» **Your objective**: Every line below that holds the string "pistolets" should be copied out.

Dataset items
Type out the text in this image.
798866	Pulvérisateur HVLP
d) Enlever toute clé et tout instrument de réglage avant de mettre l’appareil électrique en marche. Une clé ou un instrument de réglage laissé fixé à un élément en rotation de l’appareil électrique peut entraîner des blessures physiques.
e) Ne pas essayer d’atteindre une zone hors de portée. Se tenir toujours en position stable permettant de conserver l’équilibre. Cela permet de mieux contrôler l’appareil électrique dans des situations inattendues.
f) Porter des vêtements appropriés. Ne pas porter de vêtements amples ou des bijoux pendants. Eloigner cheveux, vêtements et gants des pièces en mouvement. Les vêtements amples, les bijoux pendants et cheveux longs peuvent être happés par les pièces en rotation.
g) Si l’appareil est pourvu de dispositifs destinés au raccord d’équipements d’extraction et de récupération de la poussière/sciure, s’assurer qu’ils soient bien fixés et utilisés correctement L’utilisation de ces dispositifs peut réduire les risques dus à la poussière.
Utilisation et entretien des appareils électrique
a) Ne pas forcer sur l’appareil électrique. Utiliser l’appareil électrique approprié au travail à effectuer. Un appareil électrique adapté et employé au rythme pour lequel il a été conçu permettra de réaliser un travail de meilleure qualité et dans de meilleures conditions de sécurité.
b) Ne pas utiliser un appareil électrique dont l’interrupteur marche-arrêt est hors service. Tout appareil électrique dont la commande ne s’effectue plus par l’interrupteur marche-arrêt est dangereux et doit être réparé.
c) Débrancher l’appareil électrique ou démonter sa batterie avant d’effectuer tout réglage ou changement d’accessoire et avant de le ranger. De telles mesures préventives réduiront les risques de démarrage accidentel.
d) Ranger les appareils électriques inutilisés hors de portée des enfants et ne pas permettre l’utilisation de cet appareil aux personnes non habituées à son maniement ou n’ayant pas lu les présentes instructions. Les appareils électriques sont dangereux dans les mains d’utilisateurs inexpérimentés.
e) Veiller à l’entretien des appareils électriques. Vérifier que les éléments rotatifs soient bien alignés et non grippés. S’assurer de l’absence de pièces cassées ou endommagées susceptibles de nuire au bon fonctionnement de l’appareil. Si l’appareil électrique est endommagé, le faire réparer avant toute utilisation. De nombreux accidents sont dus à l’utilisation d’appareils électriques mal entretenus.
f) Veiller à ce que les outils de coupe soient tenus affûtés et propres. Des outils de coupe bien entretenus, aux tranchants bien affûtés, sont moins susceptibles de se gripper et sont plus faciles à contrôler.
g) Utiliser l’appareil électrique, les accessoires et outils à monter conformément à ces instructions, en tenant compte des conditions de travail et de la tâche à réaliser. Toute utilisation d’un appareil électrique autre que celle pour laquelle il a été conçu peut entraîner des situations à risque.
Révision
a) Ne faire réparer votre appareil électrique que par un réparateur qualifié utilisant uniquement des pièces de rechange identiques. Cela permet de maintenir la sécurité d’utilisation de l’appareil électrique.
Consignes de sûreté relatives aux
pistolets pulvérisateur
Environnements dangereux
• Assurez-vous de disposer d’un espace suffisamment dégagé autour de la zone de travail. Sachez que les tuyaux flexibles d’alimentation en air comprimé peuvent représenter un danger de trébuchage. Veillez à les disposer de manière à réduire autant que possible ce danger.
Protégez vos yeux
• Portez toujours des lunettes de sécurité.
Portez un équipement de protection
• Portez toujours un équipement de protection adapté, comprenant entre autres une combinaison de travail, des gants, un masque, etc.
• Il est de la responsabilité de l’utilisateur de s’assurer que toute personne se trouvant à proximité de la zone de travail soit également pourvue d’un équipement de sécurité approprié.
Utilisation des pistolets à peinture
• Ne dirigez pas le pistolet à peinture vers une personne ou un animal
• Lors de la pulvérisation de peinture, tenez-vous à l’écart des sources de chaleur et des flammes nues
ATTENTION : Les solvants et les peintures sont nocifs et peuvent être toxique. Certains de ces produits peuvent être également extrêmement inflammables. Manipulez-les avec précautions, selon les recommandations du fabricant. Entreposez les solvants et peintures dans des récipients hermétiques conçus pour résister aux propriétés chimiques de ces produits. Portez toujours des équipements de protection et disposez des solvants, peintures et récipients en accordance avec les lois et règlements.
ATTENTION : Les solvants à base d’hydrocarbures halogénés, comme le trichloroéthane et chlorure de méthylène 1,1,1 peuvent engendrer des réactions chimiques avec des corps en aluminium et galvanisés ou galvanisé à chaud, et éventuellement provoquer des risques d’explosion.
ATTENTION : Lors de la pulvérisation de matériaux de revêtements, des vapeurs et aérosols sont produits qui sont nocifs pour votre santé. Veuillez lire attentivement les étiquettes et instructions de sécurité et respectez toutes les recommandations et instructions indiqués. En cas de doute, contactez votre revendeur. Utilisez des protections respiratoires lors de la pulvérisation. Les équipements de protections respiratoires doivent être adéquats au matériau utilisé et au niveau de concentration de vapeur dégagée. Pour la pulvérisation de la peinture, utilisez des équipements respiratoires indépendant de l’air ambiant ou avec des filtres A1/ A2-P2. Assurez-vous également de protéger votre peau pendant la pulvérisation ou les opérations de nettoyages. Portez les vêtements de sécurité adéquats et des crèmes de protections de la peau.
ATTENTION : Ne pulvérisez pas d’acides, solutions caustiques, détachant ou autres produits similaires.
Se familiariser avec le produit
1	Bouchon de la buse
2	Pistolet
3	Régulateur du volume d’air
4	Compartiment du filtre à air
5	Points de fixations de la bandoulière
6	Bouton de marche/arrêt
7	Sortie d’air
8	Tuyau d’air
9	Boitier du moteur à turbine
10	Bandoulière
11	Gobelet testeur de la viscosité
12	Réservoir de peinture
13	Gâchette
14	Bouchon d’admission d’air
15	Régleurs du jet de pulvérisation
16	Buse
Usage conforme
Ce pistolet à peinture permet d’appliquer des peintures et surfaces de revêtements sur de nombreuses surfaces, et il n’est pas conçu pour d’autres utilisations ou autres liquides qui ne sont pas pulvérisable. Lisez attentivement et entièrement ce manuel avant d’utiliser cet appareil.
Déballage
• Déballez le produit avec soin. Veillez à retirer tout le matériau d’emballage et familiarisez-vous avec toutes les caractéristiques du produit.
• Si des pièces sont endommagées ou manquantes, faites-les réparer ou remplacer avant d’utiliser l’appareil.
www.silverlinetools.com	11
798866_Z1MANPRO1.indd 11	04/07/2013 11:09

» **Result for this exercise**:
pistolets pulvérisateur
Utilisation des pistolets à peinture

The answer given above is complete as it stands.